◆ WORK INSTRUCTIONS
Leave the pictures out. Return all other data exactly.

Records contained in a dataset:
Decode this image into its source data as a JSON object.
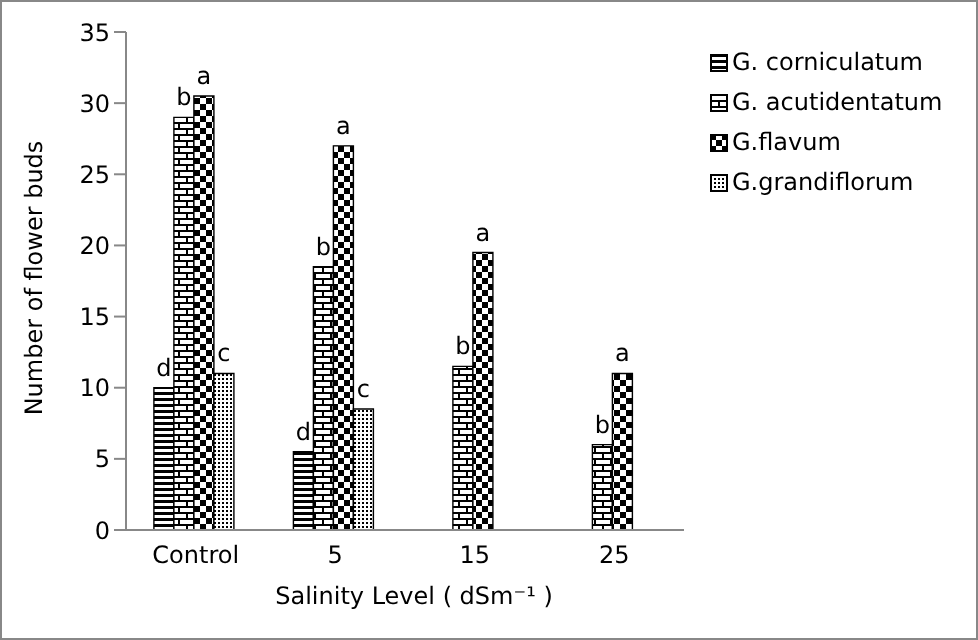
{
  "chart_data": {
    "type": "bar",
    "xlabel": "Salinity Level ( dSm⁻¹ )",
    "ylabel": "Number  of flower buds",
    "categories": [
      "Control",
      "5",
      "15",
      "25"
    ],
    "series": [
      {
        "name": "G. corniculatum",
        "color": "#000000",
        "values": [
          10,
          5.5,
          null,
          null
        ]
      },
      {
        "name": "G. acutidentatum",
        "color": "#000000",
        "values": [
          29,
          18.5,
          11.5,
          6
        ]
      },
      {
        "name": "G.flavum",
        "color": "#000000",
        "values": [
          30.5,
          27,
          19.5,
          11
        ]
      },
      {
        "name": "G.grandiflorum",
        "color": "#000000",
        "values": [
          11,
          8.5,
          null,
          null
        ]
      }
    ],
    "ylim": [
      0,
      35
    ],
    "yticks": [
      0,
      5,
      10,
      15,
      20,
      25,
      30,
      35
    ],
    "grid": false,
    "legend": "right",
    "annotations": [
      {
        "text": "d",
        "x": "Control",
        "y": 10
      },
      {
        "text": "b",
        "x": "Control",
        "y": 29
      },
      {
        "text": "a",
        "x": "Control",
        "y": 30.5
      },
      {
        "text": "c",
        "x": "Control",
        "y": 11
      },
      {
        "text": "d",
        "x": "5",
        "y": 5.5
      },
      {
        "text": "b",
        "x": "5",
        "y": 18.5
      },
      {
        "text": "a",
        "x": "5",
        "y": 27
      },
      {
        "text": "c",
        "x": "5",
        "y": 8.5
      },
      {
        "text": "b",
        "x": "15",
        "y": 11.5
      },
      {
        "text": "a",
        "x": "15",
        "y": 19.5
      },
      {
        "text": "b",
        "x": "25",
        "y": 6
      },
      {
        "text": "a",
        "x": "25",
        "y": 11
      }
    ]
  }
}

◆ WRITTEN ANSWER
Decode this image into its source data as a JSON object.
{
  "chart_data": {
    "type": "bar",
    "xlabel": "Salinity Level ( dSm⁻¹ )",
    "ylabel": "Number  of flower buds",
    "categories": [
      "Control",
      "5",
      "15",
      "25"
    ],
    "series": [
      {
        "name": "G. corniculatum",
        "color": "#000000",
        "values": [
          10,
          5.5,
          null,
          null
        ]
      },
      {
        "name": "G. acutidentatum",
        "color": "#000000",
        "values": [
          29,
          18.5,
          11.5,
          6
        ]
      },
      {
        "name": "G.flavum",
        "color": "#000000",
        "values": [
          30.5,
          27,
          19.5,
          11
        ]
      },
      {
        "name": "G.grandiflorum",
        "color": "#000000",
        "values": [
          11,
          8.5,
          null,
          null
        ]
      }
    ],
    "ylim": [
      0,
      35
    ],
    "yticks": [
      0,
      5,
      10,
      15,
      20,
      25,
      30,
      35
    ],
    "grid": false,
    "legend": "right",
    "annotations": [
      {
        "text": "d",
        "x": "Control",
        "y": 10
      },
      {
        "text": "b",
        "x": "Control",
        "y": 29
      },
      {
        "text": "a",
        "x": "Control",
        "y": 30.5
      },
      {
        "text": "c",
        "x": "Control",
        "y": 11
      },
      {
        "text": "d",
        "x": "5",
        "y": 5.5
      },
      {
        "text": "b",
        "x": "5",
        "y": 18.5
      },
      {
        "text": "a",
        "x": "5",
        "y": 27
      },
      {
        "text": "c",
        "x": "5",
        "y": 8.5
      },
      {
        "text": "b",
        "x": "15",
        "y": 11.5
      },
      {
        "text": "a",
        "x": "15",
        "y": 19.5
      },
      {
        "text": "b",
        "x": "25",
        "y": 6
      },
      {
        "text": "a",
        "x": "25",
        "y": 11
      }
    ]
  }
}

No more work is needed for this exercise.